**Work task**
Please rewrite the text on breached contracts from "We have all" up to and including "cut our losses.", replacing "orthodontics" with "dentistry".

====== Text ======

We have all signed contracts of one form or another. What happens when one party breaches the contract and decides not to pay for whatever goods or services are being bargained for? The person getting the short end of the stick has certain choices. We have discussed them, but in the health care arena, we can’t repossess the braces, we can’t jeopardize the patient’s oral health, we can’t hold the patient hostage, because we don’t have a right to practice orthodontics. We are granted a license by the state, and we must conform to certain administrative, legal, and ethical constraints. The good news is that within these constraints is the ability to cut our losses.
I think this dead horse has been beaten quite enough.

====== Information provided ======

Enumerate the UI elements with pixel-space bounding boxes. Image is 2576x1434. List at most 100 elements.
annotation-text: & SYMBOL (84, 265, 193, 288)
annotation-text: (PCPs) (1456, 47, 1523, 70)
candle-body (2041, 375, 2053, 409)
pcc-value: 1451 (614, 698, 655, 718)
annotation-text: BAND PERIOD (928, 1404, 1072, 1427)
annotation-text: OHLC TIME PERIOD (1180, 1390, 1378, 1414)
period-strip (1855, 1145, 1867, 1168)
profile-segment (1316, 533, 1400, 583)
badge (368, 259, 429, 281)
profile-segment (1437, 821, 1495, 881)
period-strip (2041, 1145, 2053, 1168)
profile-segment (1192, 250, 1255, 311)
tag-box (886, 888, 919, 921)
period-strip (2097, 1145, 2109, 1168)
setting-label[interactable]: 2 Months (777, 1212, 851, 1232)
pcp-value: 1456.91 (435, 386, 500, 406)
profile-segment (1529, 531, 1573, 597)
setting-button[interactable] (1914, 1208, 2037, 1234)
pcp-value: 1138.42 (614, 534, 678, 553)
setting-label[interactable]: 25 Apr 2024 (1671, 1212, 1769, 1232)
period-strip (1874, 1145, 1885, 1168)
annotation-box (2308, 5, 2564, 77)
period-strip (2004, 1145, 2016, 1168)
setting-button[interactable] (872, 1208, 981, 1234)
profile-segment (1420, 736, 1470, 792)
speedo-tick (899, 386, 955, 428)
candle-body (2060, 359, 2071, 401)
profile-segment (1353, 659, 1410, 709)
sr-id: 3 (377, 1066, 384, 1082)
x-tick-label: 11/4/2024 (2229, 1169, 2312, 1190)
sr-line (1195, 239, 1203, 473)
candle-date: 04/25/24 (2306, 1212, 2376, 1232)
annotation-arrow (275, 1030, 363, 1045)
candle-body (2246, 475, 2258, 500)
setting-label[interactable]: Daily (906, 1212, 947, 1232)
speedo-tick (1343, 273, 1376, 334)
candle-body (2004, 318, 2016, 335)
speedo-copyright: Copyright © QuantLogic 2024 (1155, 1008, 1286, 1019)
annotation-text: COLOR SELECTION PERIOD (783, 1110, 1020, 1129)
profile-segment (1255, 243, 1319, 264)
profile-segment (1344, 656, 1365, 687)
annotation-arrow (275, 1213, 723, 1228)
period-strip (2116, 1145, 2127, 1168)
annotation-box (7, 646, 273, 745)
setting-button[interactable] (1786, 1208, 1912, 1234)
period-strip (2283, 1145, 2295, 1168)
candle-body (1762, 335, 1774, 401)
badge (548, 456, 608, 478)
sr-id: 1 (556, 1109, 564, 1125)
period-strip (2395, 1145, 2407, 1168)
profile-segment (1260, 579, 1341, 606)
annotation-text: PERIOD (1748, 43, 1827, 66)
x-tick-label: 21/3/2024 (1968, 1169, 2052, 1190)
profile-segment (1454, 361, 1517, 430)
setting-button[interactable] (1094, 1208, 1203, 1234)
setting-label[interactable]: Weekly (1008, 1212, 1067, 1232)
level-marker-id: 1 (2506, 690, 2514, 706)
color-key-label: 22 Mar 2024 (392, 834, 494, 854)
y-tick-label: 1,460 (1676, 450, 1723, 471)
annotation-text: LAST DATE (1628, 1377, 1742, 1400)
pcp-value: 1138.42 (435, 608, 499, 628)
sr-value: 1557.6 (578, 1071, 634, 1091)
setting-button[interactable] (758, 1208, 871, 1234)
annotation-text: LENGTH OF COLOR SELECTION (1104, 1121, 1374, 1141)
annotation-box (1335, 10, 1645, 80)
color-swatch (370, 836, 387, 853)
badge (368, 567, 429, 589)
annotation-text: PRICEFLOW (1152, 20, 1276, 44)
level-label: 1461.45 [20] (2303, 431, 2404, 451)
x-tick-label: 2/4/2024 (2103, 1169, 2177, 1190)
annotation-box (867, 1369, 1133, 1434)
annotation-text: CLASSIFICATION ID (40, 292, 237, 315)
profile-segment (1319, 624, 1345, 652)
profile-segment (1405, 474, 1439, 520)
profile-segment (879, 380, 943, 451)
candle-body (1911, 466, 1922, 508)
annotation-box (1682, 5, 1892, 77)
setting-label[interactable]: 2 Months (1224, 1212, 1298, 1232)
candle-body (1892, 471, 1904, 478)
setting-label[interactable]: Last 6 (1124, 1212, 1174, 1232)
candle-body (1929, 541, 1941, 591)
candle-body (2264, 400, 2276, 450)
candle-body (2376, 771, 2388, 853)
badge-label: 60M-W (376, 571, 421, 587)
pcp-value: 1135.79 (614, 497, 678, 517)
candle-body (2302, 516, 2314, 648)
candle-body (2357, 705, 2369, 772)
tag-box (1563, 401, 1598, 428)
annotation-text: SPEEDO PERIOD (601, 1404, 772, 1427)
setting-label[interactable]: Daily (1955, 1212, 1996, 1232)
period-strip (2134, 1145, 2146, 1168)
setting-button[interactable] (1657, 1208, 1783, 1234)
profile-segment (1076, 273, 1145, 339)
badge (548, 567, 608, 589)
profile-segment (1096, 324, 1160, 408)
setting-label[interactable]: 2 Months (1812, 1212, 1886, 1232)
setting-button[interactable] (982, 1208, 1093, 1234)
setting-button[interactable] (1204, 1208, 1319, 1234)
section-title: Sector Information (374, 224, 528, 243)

======

**Expected answer**
We have all signed contracts of one form or another. What happens when one party breaches the contract and decides not to pay for whatever goods or services are being bargained for? The person getting the short end of the stick has certain choices. We have discussed them, but in the health care arena, we can’t repossess the braces, we can’t jeopardize the patient’s oral health, we can’t hold the patient hostage, because we don’t have a right to practice dentistry. We are granted a license by the state, and we must conform to certain administrative, legal, and ethical constraints. The good news is that within these constraints is the ability to cut our losses.